> **What the task requires**: Output the material below in its entirety, exactly as given.

> **Record excerpts**:

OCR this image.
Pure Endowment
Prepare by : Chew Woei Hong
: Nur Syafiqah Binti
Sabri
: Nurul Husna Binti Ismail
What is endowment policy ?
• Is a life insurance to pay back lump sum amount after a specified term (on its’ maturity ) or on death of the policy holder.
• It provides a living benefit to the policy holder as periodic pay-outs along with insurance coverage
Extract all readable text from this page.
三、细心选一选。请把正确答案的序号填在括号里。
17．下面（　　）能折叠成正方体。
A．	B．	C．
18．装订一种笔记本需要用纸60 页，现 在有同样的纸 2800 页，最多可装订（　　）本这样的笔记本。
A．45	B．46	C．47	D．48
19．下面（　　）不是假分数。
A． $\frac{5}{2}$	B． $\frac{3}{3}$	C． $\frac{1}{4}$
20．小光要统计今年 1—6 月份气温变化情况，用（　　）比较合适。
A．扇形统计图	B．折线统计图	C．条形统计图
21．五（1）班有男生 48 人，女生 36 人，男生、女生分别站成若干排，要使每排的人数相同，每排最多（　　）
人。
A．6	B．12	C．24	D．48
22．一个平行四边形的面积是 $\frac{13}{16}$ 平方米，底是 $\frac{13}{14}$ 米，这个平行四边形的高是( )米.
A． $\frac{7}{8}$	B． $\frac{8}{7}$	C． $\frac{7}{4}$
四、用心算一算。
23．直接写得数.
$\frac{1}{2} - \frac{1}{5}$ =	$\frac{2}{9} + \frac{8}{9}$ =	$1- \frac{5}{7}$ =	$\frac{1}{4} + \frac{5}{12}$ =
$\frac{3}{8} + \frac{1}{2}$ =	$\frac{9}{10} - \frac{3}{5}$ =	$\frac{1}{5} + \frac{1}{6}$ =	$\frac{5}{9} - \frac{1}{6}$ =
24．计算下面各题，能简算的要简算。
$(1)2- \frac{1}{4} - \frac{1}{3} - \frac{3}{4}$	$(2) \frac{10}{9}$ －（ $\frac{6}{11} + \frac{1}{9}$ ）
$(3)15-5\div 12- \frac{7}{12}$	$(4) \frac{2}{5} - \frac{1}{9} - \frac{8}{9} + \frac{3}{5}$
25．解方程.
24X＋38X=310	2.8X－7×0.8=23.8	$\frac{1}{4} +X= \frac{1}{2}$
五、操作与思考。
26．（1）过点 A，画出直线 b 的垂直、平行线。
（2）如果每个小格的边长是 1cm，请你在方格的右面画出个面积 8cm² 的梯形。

> **Solution to the problem**:
OCR this image.
Pure Endowment
Prepare by : Chew Woei Hong
: Nur Syafiqah Binti
Sabri
: Nurul Husna Binti Ismail
What is endowment policy ?
• Is a life insurance to pay back lump sum amount after a specified term (on its’ maturity ) or on death of the policy holder.
• It provides a living benefit to the policy holder as periodic pay-outs along with insurance coverage
Extract all readable text from this page.
三、细心选一选。请把正确答案的序号填在括号里。
17．下面（　　）能折叠成正方体。
A．	B．	C．
18．装订一种笔记本需要用纸60 页，现 在有同样的纸 2800 页，最多可装订（　　）本这样的笔记本。
A．45	B．46	C．47	D．48
19．下面（　　）不是假分数。
A． $\frac{5}{2}$	B． $\frac{3}{3}$	C． $\frac{1}{4}$
20．小光要统计今年 1—6 月份气温变化情况，用（　　）比较合适。
A．扇形统计图	B．折线统计图	C．条形统计图
21．五（1）班有男生 48 人，女生 36 人，男生、女生分别站成若干排，要使每排的人数相同，每排最多（　　）
人。
A．6	B．12	C．24	D．48
22．一个平行四边形的面积是 $\frac{13}{16}$ 平方米，底是 $\frac{13}{14}$ 米，这个平行四边形的高是( )米.
A． $\frac{7}{8}$	B． $\frac{8}{7}$	C． $\frac{7}{4}$
四、用心算一算。
23．直接写得数.
$\frac{1}{2} - \frac{1}{5}$ =	$\frac{2}{9} + \frac{8}{9}$ =	$1- \frac{5}{7}$ =	$\frac{1}{4} + \frac{5}{12}$ =
$\frac{3}{8} + \frac{1}{2}$ =	$\frac{9}{10} - \frac{3}{5}$ =	$\frac{1}{5} + \frac{1}{6}$ =	$\frac{5}{9} - \frac{1}{6}$ =
24．计算下面各题，能简算的要简算。
$(1)2- \frac{1}{4} - \frac{1}{3} - \frac{3}{4}$	$(2) \frac{10}{9}$ －（ $\frac{6}{11} + \frac{1}{9}$ ）
$(3)15-5\div 12- \frac{7}{12}$	$(4) \frac{2}{5} - \frac{1}{9} - \frac{8}{9} + \frac{3}{5}$
25．解方程.
24X＋38X=310	2.8X－7×0.8=23.8	$\frac{1}{4} +X= \frac{1}{2}$
五、操作与思考。
26．（1）过点 A，画出直线 b 的垂直、平行线。
（2）如果每个小格的边长是 1cm，请你在方格的右面画出个面积 8cm² 的梯形。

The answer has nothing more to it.